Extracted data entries
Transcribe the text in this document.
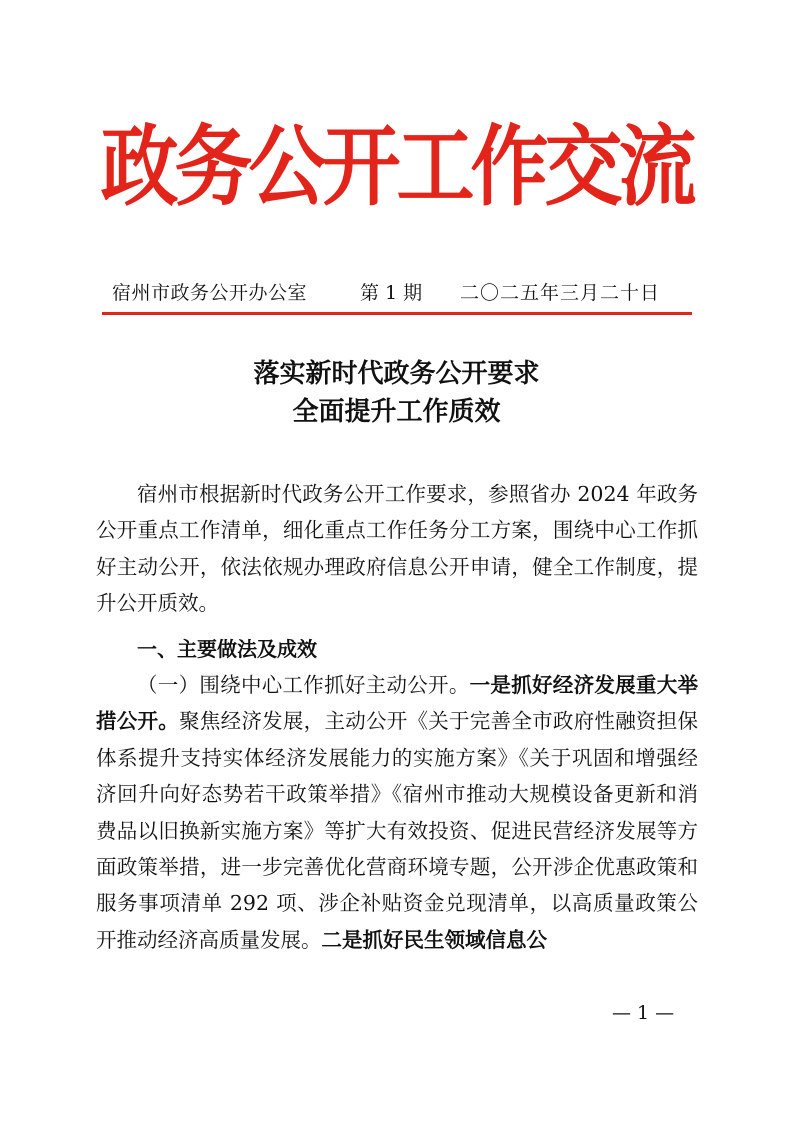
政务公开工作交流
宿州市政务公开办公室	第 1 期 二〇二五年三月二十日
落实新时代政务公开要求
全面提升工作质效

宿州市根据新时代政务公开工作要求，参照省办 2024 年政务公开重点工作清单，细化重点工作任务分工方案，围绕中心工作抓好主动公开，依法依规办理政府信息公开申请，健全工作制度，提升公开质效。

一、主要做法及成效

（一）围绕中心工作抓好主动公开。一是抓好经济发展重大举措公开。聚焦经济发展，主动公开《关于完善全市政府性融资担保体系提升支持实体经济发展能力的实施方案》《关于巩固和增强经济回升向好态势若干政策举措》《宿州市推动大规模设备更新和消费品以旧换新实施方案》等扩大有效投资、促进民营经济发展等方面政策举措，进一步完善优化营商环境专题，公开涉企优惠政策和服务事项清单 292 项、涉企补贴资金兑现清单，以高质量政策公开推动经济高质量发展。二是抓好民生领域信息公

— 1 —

**Instructions for the task**.
Copy the listing exactly. Any image in it stays out of the copy.

**Solved problem**.
Transcribe the text in this document.
政务公开工作交流
宿州市政务公开办公室	第 1 期 二〇二五年三月二十日
落实新时代政务公开要求
全面提升工作质效

宿州市根据新时代政务公开工作要求，参照省办 2024 年政务公开重点工作清单，细化重点工作任务分工方案，围绕中心工作抓好主动公开，依法依规办理政府信息公开申请，健全工作制度，提升公开质效。

一、主要做法及成效

（一）围绕中心工作抓好主动公开。一是抓好经济发展重大举措公开。聚焦经济发展，主动公开《关于完善全市政府性融资担保体系提升支持实体经济发展能力的实施方案》《关于巩固和增强经济回升向好态势若干政策举措》《宿州市推动大规模设备更新和消费品以旧换新实施方案》等扩大有效投资、促进民营经济发展等方面政策举措，进一步完善优化营商环境专题，公开涉企优惠政策和服务事项清单 292 项、涉企补贴资金兑现清单，以高质量政策公开推动经济高质量发展。二是抓好民生领域信息公

— 1 —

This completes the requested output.